Maison Martin Margiela
13 Rue de Grenelle, 7th
Nothing Martin Margiela turns out is particularly basic, but thanks to a muted palette and exquisite tailoring, everything is supremely wearable. The Belgian designer’s boots are always classic (if cerebral), and his jewelry is pretty cool, too. MM6, Maison Martin Margiela’s more reasonably priced line, just found a home on 22 place du Marché Saint Honoré in the 1st. There's another location in the 9th.
24 Rue de Sèvres, 7th
Japanese designer Tsumori Chisato cut her teeth working for Issey Miyake after she graduated from Tokyo's Bunka Fashion School in the '70s, though when she launched her line in the '90s, it was with an aesthetic that was undeniably her own. Though they’re frustratingly hard-to-find in the world at-large, Tsumori Chisato pieces are pretty unmistakable, and are a total siren song for anyone who isn’t sartorially timid. Vivid colors and patterns, intricate embellishments, and offbeat details are mainstays, along with slightly avant-garde cuts: While they look challenging on the hanger, they’re transportingly cool when on. (If you’re too shy for one of her dresses, test-drive one of her metallic patchworked wallets.) The Paris shop—her first location outside of Asia—is as wonderland-like as her clothing.
24 Rue de Sèvres, 7th
With a palette of muted tones, and pieces that look like they belong in a sand-washed cabin on the beach, Caravane is a useful resource for unfussy linens—both for the bed and the table. There are other locations in the 4th, 6th, 12th, and at Le Bon Marché.

== Data to process ==
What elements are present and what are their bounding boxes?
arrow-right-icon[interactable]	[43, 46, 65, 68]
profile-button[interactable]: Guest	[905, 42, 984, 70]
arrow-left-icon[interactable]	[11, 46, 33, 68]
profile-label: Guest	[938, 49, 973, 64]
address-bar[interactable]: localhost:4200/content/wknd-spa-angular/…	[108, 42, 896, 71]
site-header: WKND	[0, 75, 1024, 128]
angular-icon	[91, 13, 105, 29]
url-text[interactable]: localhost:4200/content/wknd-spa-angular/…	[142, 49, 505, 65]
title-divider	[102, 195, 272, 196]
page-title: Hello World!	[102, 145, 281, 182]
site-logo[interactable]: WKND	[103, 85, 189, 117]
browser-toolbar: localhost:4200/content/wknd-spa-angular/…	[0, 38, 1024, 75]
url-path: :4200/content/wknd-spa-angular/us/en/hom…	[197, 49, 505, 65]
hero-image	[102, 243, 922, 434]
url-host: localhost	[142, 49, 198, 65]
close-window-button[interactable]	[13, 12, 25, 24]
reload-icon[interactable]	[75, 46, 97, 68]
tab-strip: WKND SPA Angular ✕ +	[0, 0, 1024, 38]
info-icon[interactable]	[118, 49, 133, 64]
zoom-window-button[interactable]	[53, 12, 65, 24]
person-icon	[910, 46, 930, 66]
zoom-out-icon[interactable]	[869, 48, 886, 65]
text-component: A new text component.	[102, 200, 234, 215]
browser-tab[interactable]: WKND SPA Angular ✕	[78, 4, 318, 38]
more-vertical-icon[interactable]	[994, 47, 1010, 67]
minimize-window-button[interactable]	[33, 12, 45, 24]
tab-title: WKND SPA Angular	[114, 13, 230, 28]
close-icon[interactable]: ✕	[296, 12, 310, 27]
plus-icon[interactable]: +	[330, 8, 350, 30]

== Your tasks ==
A - Answer these about the shop listings:
(i) At what address did MM6 recently open?
(ii) From which school did Tsumori Chisato graduate?
(iii) What two things are Caravane's linens for?
B - Set down the lines of the records exactly as they appear, beginning with the first line and ending after the line that contains "49, 973, 64]".

== Replies ==
A -
(i) 22 place du Marché Saint Honoré in the 1st
(ii) Tokyo's Bunka Fashion School
(iii) The bed and the table

B -
What elements are present and what are their bounding boxes?
arrow-right-icon[interactable]	[43, 46, 65, 68]
profile-button[interactable]: Guest	[905, 42, 984, 70]
arrow-left-icon[interactable]	[11, 46, 33, 68]
profile-label: Guest	[938, 49, 973, 64]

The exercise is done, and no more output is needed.